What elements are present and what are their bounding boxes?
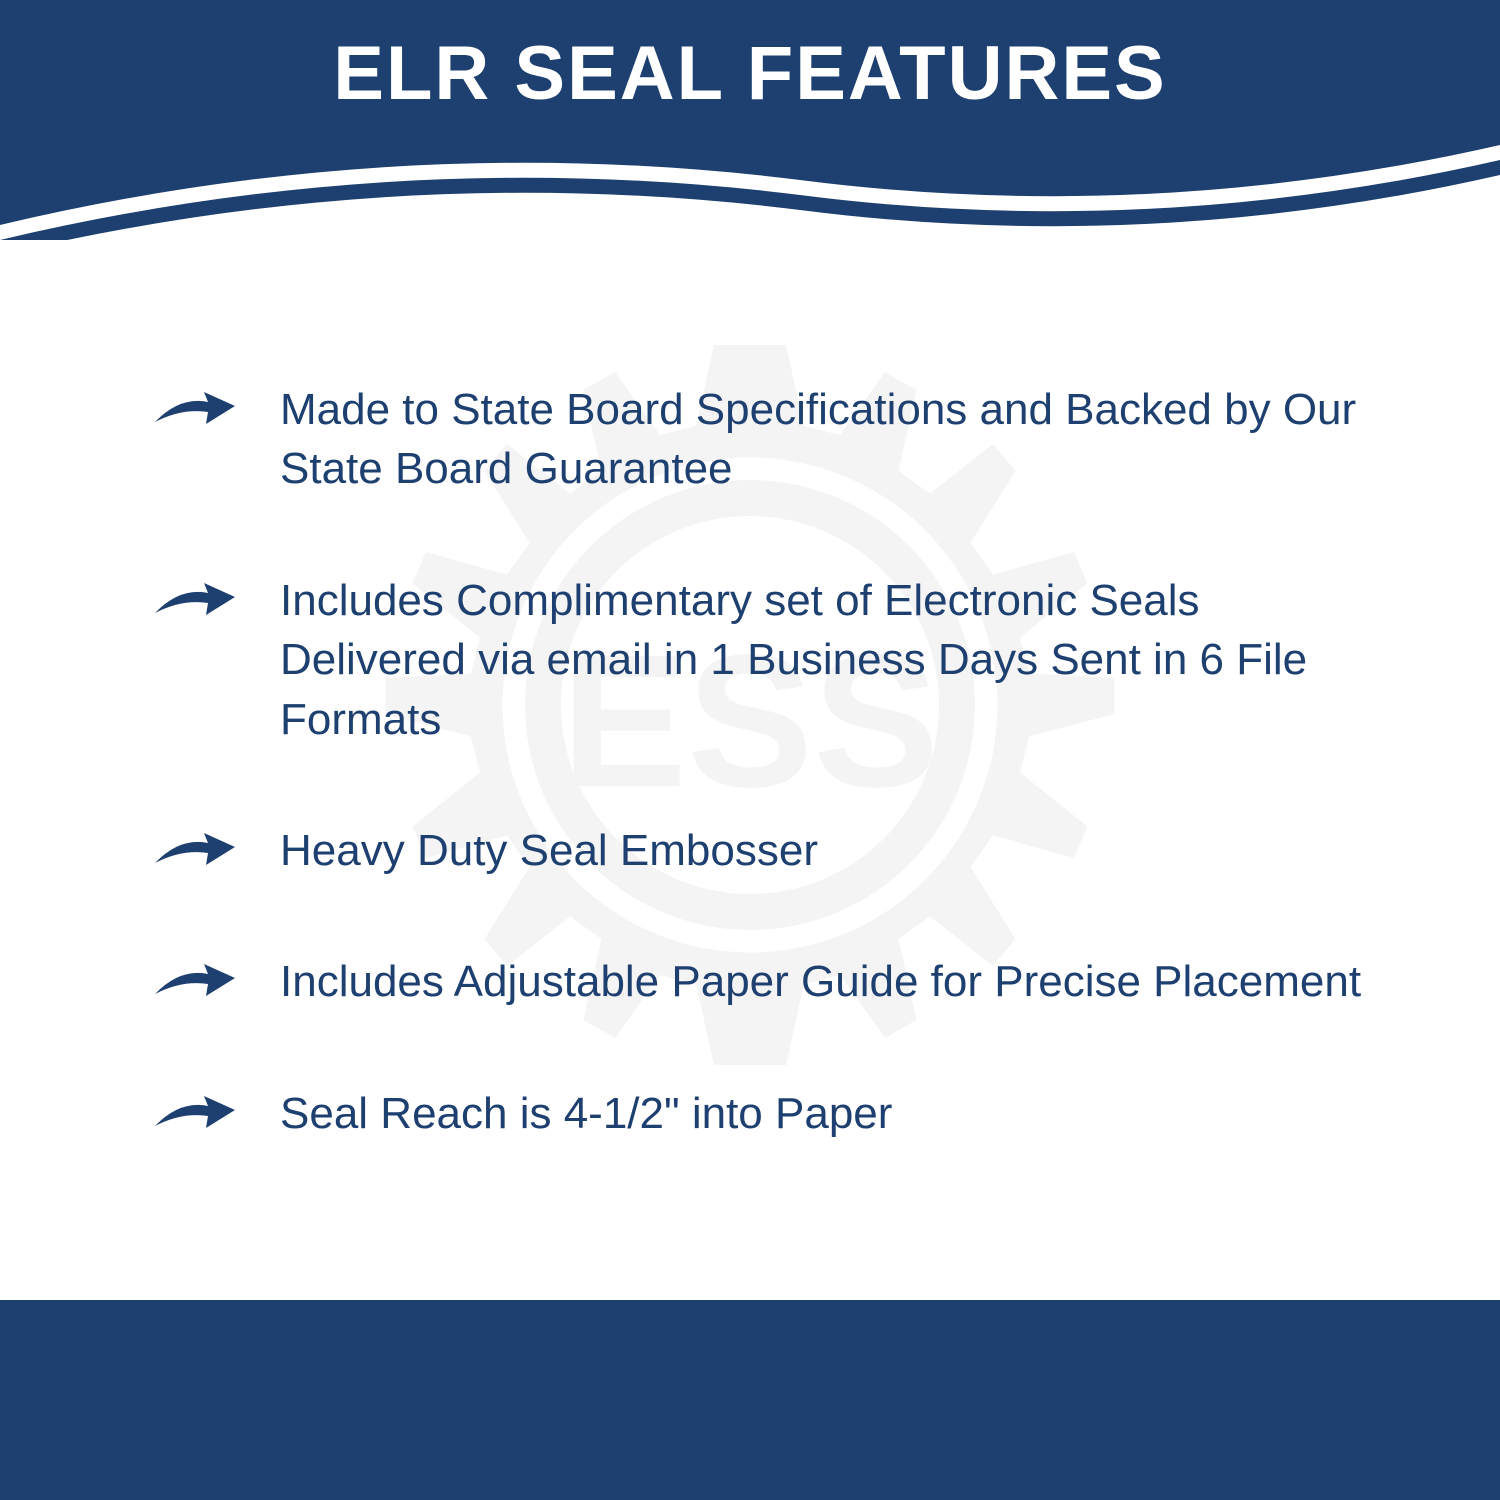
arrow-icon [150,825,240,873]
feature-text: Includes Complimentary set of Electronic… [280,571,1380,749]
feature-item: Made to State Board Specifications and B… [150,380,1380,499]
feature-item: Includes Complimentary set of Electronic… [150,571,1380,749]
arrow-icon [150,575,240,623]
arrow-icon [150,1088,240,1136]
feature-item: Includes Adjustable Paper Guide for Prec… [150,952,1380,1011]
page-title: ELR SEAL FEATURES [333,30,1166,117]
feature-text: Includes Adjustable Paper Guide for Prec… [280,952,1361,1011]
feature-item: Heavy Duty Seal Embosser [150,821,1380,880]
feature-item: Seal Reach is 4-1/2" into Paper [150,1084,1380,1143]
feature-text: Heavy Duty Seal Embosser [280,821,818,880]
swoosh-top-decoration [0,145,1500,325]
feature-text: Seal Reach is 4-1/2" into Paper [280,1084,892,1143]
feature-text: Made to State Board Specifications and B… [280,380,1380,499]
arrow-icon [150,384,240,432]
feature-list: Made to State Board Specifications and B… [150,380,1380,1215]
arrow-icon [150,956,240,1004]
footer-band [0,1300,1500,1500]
☆ ☆ ☆ ☆
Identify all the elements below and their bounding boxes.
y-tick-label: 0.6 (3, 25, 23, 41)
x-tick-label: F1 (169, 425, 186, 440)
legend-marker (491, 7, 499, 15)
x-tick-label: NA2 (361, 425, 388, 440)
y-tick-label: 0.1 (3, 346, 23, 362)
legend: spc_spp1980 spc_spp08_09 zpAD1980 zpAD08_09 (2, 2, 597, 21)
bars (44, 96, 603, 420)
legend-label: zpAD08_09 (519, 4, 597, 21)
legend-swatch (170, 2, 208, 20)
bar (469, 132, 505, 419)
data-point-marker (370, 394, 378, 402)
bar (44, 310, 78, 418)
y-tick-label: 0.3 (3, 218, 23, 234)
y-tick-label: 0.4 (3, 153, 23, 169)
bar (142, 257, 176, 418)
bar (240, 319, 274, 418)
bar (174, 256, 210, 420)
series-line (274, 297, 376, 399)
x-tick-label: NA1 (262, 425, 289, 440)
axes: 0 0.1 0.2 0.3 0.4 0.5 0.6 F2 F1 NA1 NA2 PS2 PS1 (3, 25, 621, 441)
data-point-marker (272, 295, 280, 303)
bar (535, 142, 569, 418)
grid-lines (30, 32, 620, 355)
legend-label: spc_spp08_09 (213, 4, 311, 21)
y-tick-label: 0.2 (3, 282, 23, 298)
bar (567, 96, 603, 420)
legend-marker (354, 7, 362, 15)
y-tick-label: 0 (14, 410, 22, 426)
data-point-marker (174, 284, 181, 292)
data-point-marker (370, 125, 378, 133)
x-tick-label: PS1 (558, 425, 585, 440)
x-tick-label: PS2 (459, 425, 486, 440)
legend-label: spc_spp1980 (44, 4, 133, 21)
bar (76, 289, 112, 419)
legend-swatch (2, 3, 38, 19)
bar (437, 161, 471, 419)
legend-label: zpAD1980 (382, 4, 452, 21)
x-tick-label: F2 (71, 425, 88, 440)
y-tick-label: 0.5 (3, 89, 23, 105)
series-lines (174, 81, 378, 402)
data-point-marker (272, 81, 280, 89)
☆ ☆ ☆ ☆
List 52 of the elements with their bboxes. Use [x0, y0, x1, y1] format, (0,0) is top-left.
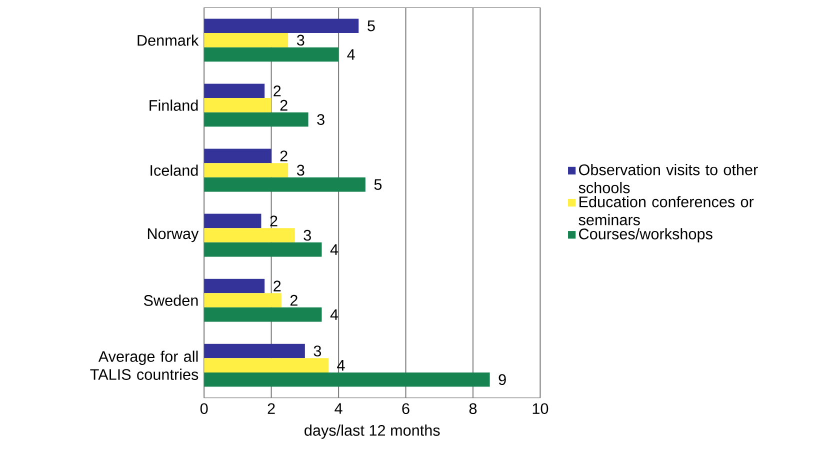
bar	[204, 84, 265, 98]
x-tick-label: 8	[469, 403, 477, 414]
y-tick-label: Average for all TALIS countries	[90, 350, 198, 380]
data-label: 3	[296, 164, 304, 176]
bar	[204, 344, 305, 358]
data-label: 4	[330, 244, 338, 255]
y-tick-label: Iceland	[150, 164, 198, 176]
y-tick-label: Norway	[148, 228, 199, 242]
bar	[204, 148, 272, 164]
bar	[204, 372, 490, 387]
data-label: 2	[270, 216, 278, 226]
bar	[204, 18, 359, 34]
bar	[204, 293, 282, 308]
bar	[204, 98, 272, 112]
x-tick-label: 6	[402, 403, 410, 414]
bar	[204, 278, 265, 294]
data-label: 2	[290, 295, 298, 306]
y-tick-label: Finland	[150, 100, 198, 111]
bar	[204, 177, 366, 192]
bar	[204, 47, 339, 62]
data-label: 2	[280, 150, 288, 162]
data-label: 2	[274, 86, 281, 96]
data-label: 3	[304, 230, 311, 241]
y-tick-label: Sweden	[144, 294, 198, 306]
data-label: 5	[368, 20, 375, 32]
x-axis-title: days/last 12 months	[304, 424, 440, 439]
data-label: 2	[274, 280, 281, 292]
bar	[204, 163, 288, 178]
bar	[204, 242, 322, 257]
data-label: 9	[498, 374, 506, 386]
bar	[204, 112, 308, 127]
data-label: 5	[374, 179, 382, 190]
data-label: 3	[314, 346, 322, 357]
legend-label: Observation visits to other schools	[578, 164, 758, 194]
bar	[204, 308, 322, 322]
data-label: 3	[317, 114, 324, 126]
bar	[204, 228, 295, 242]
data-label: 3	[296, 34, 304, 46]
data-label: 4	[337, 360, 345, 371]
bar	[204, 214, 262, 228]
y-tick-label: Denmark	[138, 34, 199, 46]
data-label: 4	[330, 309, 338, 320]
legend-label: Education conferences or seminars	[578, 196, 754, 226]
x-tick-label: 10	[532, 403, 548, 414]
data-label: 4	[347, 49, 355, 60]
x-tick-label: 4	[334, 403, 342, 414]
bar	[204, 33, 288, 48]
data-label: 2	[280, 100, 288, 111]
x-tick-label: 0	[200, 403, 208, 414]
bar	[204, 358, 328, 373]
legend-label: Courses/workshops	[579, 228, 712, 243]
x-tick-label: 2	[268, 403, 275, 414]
☆ ☆ ☆ ☆
Reproduce word for word the lines of the third block of records above, from the line containing "84, 265, 98]" through the line containing "98, 272, 112]", with both of those lines included.

## FINISHED TASK:
bar	[204, 84, 265, 98]
x-tick-label: 8	[469, 403, 477, 414]
y-tick-label: Average for all TALIS countries	[90, 350, 198, 380]
data-label: 3	[296, 164, 304, 176]
bar	[204, 344, 305, 358]
data-label: 4	[330, 244, 338, 255]
y-tick-label: Iceland	[150, 164, 198, 176]
y-tick-label: Norway	[148, 228, 199, 242]
bar	[204, 148, 272, 164]
bar	[204, 372, 490, 387]
data-label: 2	[270, 216, 278, 226]
bar	[204, 18, 359, 34]
bar	[204, 293, 282, 308]
bar	[204, 98, 272, 112]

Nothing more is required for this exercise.